- [Work required]:
Gather every line that includes the word "when", please.

Extracted data entries
★ ★ ★ ★ ★ ★ ★
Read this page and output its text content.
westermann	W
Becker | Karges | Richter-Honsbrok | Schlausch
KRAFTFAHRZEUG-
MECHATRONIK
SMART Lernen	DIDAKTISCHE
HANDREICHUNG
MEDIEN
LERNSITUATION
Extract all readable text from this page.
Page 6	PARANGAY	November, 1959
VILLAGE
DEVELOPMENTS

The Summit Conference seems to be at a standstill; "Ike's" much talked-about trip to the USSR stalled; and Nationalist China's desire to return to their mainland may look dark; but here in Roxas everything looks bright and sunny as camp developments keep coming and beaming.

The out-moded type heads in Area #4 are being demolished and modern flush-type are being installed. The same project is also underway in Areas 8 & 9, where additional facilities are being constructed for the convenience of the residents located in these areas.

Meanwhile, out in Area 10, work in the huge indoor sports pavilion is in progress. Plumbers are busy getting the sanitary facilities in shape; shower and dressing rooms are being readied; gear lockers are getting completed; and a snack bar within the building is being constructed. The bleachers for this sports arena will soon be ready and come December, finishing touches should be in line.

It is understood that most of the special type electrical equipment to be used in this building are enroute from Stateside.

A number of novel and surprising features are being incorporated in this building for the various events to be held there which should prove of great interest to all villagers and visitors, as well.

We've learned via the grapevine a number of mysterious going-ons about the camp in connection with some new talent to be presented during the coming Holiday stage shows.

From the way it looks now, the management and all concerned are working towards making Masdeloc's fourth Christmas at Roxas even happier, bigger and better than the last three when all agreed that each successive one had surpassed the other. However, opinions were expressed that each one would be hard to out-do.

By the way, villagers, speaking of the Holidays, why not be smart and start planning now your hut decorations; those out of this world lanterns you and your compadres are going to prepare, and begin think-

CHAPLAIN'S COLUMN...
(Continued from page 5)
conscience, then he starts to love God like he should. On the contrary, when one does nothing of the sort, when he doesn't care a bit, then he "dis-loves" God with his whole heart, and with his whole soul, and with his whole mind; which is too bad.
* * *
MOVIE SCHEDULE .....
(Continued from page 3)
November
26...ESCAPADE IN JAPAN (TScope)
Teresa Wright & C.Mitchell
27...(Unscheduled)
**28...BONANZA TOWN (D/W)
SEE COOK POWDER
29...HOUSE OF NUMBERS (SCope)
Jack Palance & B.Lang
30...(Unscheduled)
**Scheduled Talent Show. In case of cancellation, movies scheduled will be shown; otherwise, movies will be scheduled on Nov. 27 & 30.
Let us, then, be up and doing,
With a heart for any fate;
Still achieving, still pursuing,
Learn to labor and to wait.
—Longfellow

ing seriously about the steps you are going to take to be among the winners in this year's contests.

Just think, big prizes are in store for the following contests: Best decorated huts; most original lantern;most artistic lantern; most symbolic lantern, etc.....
★ ★ ★ ★ ★ ★ ★
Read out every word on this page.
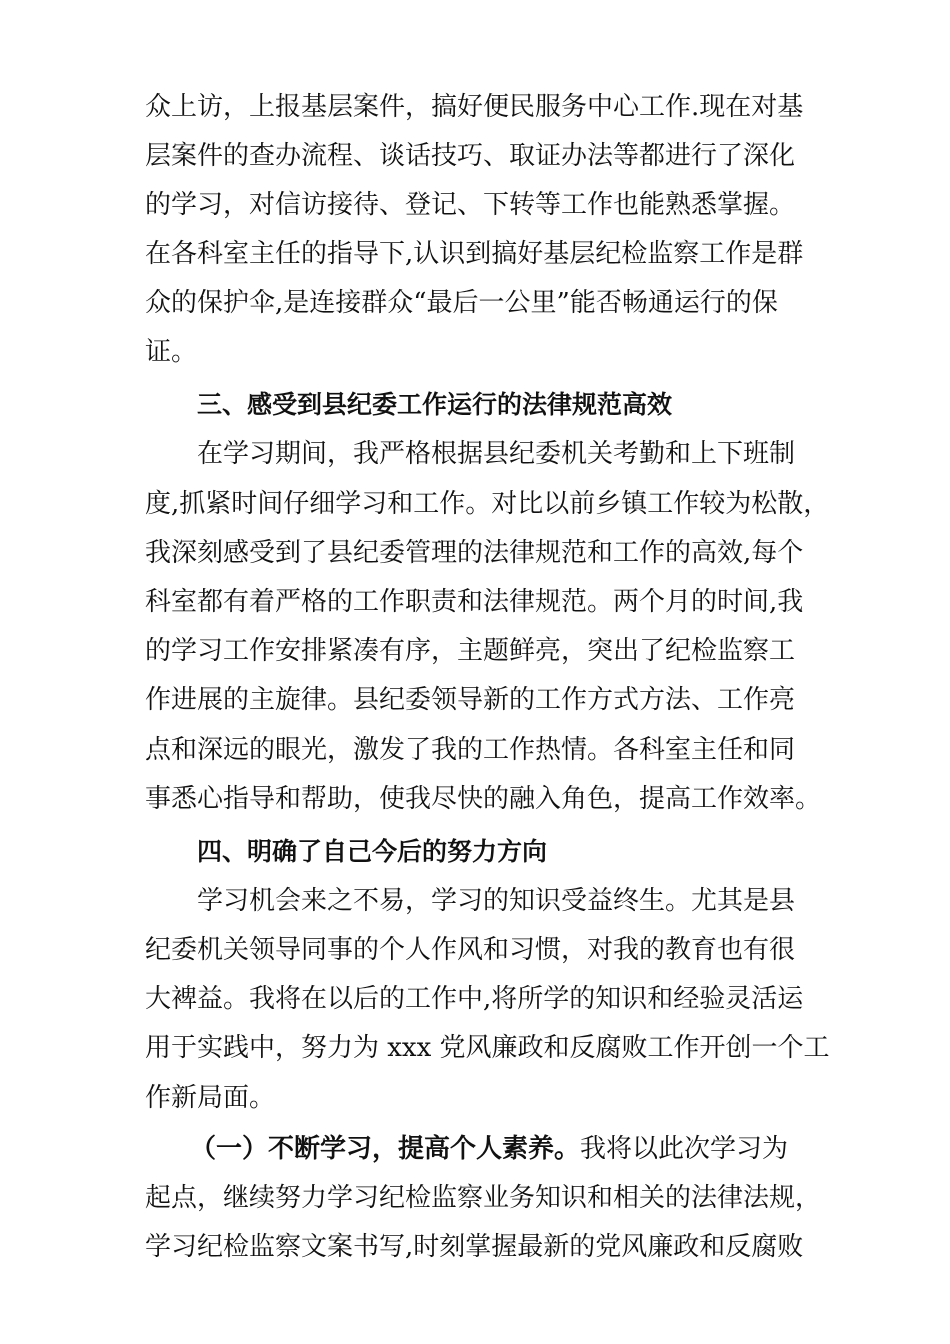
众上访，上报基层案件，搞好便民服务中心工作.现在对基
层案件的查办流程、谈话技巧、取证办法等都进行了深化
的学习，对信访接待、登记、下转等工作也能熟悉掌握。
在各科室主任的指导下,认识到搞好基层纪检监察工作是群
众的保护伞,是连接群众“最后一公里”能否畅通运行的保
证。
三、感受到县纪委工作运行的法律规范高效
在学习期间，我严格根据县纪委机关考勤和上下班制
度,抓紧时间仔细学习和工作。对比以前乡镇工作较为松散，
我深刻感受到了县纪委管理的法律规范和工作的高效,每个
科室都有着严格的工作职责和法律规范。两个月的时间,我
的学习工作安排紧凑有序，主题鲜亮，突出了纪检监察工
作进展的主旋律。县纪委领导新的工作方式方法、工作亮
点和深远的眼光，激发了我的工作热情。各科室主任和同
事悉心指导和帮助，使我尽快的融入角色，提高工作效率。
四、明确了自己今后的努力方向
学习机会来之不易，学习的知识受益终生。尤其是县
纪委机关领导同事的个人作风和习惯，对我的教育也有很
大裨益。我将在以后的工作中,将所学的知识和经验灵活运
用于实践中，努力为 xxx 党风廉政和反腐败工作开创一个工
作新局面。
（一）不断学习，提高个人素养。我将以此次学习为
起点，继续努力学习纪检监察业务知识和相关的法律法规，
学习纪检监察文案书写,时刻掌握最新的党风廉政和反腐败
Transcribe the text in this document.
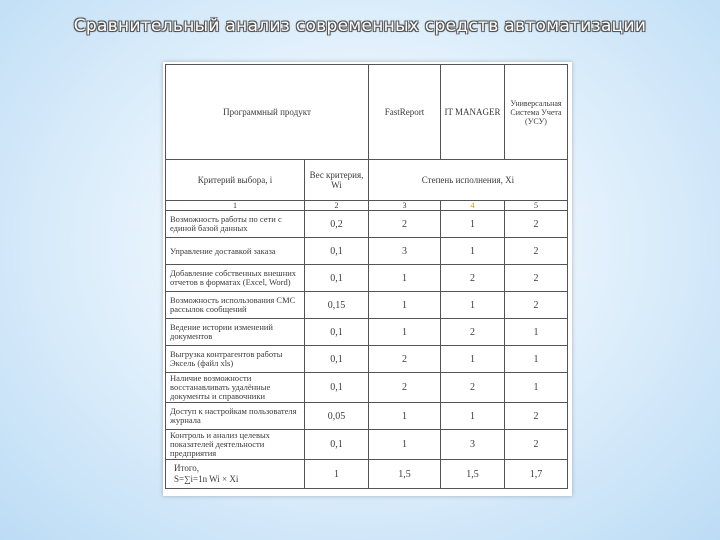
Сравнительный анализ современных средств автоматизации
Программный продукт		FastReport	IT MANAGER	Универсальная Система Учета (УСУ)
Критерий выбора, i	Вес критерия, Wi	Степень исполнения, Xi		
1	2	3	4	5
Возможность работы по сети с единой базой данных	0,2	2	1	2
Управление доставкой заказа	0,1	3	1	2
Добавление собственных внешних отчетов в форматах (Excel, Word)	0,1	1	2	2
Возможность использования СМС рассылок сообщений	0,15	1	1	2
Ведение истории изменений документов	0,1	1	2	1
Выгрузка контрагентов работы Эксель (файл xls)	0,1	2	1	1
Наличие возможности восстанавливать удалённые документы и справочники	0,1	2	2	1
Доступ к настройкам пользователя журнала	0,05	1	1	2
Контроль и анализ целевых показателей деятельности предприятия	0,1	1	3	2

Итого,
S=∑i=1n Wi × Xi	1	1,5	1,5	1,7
★ ★ ★ ★ ★ ★ ★
- [Answer for the task]:
From the way it looks now, the management and all concerned are working towards making Masdeloc's fourth Christmas at Roxas even happier, bigger and better than the last three when all agreed that each successive one had surpassed the other. However, opinions were expressed that each one would be hard to out-do.
conscience, then he starts to love God like he should. On the contrary, when one does nothing of the sort, when he doesn't care a bit, then he "dis-loves" God with his whole heart, and with his whole soul, and with his whole mind; which is too bad.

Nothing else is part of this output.